Exercise input
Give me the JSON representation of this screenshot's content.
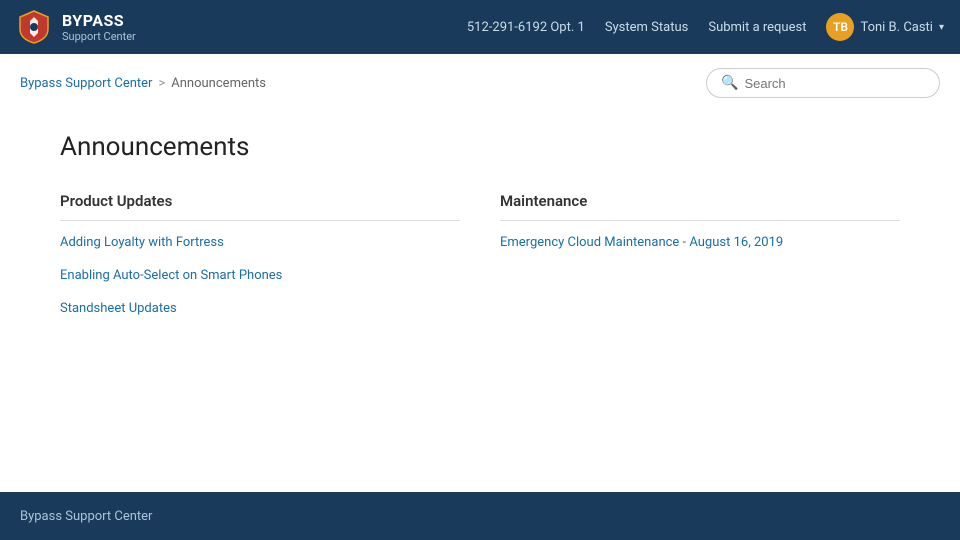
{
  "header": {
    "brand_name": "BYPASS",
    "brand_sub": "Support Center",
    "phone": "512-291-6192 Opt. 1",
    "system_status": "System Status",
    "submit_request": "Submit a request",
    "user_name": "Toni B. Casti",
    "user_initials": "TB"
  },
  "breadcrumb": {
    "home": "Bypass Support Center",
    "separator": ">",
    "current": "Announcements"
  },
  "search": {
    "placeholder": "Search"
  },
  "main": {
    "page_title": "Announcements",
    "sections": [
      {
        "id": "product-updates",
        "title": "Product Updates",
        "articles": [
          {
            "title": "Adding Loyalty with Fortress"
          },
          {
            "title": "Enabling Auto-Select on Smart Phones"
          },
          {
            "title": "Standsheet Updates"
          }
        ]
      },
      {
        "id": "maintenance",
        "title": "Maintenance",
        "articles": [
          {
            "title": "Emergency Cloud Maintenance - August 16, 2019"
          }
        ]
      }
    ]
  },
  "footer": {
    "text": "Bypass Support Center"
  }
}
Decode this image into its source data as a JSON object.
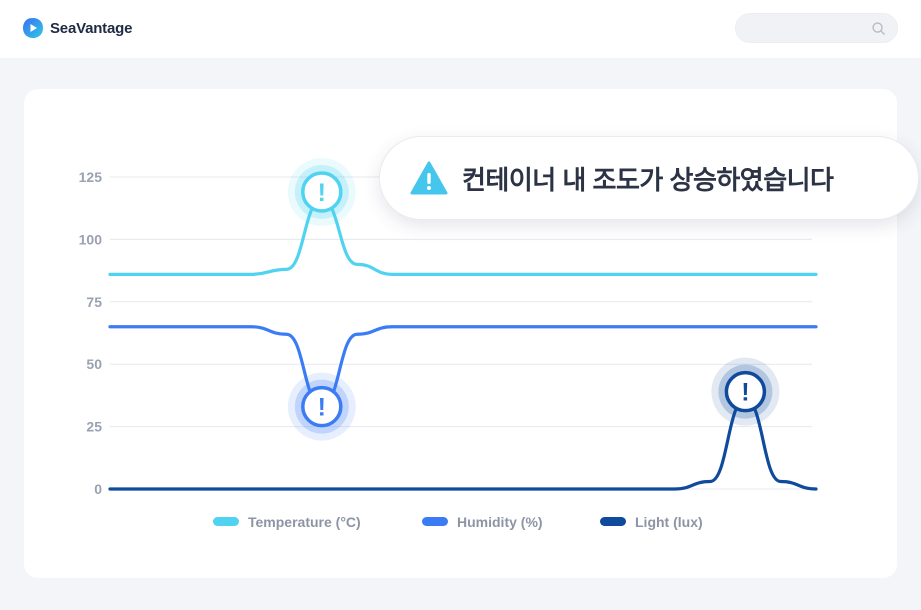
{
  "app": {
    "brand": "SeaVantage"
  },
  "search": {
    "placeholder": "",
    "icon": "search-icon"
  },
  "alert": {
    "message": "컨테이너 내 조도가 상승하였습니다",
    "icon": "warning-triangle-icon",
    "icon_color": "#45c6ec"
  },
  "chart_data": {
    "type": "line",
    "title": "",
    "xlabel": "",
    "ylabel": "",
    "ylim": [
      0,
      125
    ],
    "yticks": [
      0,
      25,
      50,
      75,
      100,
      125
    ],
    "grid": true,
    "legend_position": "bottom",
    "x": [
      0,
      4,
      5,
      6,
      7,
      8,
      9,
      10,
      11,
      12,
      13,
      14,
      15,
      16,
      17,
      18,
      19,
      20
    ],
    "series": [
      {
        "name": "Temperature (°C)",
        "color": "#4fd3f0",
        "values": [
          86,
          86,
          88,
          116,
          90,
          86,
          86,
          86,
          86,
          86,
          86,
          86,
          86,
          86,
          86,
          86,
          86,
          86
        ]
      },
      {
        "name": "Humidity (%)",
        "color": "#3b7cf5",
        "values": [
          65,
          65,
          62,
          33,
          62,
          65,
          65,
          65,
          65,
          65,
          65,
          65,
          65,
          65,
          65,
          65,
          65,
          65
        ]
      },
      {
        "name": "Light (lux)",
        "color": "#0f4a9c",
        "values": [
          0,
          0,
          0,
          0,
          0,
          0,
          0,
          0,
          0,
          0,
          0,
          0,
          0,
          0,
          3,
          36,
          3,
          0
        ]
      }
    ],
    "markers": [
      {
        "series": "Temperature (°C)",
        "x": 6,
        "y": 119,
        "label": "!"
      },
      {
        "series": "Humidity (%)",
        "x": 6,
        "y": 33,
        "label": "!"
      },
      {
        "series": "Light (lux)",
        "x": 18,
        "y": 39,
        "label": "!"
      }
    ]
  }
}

Stated problem
Extract each line holding the word "Support" from the records.

Worked solution
    "brand_sub": "Support Center",
    "home": "Bypass Support Center",
    "text": "Bypass Support Center"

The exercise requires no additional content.